» Your objective
Your task is to locate every line holding the string "screenshot" and to copy each of them.

» Data for this task
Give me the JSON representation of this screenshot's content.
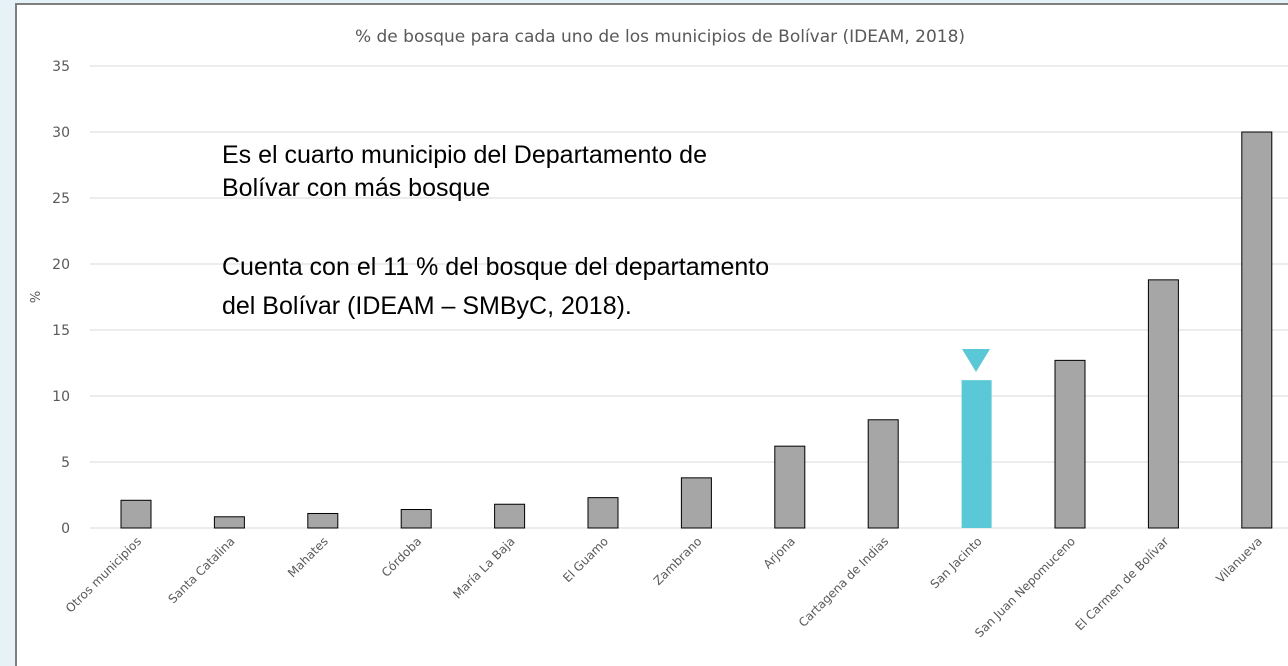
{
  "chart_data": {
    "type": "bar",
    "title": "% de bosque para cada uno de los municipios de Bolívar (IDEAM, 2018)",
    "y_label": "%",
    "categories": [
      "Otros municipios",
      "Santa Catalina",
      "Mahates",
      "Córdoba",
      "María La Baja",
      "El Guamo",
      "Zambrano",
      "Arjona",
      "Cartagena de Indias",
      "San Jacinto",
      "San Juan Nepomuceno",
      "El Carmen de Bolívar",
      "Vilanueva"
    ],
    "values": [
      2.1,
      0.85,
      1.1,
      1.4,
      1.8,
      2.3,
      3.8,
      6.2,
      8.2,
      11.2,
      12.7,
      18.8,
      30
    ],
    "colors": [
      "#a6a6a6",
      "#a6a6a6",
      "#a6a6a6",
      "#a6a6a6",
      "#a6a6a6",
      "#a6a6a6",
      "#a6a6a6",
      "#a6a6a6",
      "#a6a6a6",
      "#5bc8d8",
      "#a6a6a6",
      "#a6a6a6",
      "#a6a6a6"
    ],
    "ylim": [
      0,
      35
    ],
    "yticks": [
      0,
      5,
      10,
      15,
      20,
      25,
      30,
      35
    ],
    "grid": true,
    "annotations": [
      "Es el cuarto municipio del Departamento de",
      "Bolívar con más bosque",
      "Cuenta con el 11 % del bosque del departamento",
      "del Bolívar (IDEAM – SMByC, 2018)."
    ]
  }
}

==

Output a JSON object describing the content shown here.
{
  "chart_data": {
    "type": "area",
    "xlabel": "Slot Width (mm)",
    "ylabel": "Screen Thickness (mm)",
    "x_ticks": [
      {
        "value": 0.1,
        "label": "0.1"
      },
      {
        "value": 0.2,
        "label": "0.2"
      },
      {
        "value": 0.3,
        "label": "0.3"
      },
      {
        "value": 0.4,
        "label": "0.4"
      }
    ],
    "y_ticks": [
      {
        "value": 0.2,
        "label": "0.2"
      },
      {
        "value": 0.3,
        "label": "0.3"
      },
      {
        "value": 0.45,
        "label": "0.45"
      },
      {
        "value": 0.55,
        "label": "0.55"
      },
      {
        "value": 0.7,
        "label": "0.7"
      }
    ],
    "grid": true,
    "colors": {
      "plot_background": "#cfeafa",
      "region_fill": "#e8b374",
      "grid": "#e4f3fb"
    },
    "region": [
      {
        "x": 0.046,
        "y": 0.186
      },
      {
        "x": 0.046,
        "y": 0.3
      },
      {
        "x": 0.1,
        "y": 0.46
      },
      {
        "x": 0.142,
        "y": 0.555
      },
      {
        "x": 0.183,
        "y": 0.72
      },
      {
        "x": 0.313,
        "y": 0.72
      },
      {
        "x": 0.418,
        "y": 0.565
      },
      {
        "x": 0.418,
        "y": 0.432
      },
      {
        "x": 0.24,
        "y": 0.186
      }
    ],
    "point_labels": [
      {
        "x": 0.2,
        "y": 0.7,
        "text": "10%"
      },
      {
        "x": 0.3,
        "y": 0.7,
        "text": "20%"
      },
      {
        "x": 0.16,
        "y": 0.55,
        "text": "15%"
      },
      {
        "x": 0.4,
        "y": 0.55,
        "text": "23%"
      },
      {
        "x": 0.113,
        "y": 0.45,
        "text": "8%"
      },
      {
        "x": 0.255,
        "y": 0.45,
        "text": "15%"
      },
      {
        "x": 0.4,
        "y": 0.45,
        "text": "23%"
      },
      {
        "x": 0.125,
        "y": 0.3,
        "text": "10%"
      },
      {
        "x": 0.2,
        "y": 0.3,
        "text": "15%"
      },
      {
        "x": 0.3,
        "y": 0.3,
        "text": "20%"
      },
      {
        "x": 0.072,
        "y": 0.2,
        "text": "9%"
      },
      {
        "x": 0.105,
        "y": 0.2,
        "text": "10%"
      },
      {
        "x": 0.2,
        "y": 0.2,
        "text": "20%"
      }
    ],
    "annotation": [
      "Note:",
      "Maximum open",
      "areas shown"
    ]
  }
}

...

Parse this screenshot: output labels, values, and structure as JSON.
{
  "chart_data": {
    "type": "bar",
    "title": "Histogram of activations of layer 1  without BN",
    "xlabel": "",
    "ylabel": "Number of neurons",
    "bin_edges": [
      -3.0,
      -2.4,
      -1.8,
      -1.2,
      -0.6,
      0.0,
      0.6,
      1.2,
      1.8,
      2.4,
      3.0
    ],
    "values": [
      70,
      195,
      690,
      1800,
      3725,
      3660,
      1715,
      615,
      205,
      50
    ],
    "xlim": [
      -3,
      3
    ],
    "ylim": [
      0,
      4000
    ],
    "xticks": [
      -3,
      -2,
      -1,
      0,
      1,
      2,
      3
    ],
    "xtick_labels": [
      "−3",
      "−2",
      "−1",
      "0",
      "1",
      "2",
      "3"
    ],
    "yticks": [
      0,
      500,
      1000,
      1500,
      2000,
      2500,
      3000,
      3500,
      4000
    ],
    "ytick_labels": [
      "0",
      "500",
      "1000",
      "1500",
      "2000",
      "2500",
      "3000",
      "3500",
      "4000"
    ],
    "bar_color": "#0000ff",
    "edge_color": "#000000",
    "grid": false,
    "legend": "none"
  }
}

» Task solution
Give me the JSON representation of this screenshot's content.
Parse this screenshot: output labels, values, and structure as JSON.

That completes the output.